-------- Given records

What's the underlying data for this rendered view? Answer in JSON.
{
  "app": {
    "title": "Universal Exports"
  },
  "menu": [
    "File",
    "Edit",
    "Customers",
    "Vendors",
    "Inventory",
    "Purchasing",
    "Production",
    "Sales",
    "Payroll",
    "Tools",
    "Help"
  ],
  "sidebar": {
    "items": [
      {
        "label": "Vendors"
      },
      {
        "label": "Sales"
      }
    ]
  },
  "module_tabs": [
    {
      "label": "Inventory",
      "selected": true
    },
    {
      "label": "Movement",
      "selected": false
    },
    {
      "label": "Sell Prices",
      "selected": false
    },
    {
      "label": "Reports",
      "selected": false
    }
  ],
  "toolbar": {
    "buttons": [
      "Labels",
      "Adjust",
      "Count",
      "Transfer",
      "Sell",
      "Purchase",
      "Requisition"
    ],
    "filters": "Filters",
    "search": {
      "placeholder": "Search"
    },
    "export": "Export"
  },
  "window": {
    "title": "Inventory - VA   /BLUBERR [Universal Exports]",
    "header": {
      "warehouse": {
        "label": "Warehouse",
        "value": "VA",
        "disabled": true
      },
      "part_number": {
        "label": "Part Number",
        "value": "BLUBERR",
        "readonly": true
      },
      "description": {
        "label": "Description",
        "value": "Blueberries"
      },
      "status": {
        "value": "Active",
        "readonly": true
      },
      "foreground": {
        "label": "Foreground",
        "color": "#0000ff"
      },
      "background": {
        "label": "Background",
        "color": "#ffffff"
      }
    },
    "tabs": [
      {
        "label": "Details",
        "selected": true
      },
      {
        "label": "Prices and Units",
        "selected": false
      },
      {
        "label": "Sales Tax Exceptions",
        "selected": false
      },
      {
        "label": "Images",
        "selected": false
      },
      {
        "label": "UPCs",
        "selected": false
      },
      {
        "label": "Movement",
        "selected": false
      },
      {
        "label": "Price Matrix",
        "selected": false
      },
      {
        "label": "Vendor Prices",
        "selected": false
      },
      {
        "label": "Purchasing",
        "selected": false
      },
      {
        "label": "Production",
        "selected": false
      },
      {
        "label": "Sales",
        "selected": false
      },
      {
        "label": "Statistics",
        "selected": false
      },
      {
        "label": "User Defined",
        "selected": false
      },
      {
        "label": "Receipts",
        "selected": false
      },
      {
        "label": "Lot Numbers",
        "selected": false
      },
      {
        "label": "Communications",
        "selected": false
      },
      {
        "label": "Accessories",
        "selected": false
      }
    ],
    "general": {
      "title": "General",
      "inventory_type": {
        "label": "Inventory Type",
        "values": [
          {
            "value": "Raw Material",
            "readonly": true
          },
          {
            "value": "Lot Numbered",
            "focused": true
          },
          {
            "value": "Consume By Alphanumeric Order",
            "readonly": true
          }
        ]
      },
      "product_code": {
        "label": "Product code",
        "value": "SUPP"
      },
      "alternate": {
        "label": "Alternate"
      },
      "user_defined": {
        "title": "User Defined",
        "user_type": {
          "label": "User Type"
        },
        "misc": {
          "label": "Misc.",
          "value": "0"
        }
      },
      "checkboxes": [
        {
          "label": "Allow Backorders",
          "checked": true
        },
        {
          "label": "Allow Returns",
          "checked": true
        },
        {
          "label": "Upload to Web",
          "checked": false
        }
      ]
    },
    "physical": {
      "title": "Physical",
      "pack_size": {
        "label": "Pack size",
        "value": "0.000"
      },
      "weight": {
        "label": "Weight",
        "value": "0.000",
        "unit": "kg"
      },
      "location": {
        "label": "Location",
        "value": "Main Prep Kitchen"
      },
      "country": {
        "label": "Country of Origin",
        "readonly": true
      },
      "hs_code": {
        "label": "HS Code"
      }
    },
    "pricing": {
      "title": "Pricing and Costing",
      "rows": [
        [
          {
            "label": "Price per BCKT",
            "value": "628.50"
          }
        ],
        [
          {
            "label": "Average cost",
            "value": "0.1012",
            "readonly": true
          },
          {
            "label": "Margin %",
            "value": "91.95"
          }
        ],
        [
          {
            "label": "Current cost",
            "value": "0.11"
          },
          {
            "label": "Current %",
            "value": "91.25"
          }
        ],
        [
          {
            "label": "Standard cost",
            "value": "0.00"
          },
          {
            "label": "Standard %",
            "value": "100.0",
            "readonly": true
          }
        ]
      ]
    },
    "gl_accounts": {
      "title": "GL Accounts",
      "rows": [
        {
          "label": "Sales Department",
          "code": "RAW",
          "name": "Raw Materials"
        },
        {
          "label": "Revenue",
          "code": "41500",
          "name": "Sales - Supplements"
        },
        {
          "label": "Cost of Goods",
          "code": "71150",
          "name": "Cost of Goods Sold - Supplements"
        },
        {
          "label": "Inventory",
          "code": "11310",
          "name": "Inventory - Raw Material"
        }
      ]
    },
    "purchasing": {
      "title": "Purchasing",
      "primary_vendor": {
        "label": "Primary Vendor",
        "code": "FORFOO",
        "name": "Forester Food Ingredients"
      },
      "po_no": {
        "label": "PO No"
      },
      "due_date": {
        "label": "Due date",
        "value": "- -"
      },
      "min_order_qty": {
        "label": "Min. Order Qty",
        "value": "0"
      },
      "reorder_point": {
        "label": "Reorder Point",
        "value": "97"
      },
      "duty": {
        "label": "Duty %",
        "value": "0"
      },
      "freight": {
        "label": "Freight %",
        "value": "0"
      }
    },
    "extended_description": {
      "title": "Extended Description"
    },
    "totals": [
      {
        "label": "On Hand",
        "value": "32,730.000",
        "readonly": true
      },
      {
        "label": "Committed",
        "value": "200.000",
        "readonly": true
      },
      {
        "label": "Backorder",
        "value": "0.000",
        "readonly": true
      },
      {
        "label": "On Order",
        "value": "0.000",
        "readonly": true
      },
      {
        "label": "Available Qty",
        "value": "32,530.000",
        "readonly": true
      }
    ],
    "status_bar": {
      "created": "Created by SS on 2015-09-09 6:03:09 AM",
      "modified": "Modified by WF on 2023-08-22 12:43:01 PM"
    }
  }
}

----------------

* [Task to complete] How many of the listing's lines contain "Sales"? Respond with a single number and nothing else.

* [Exercise result] 6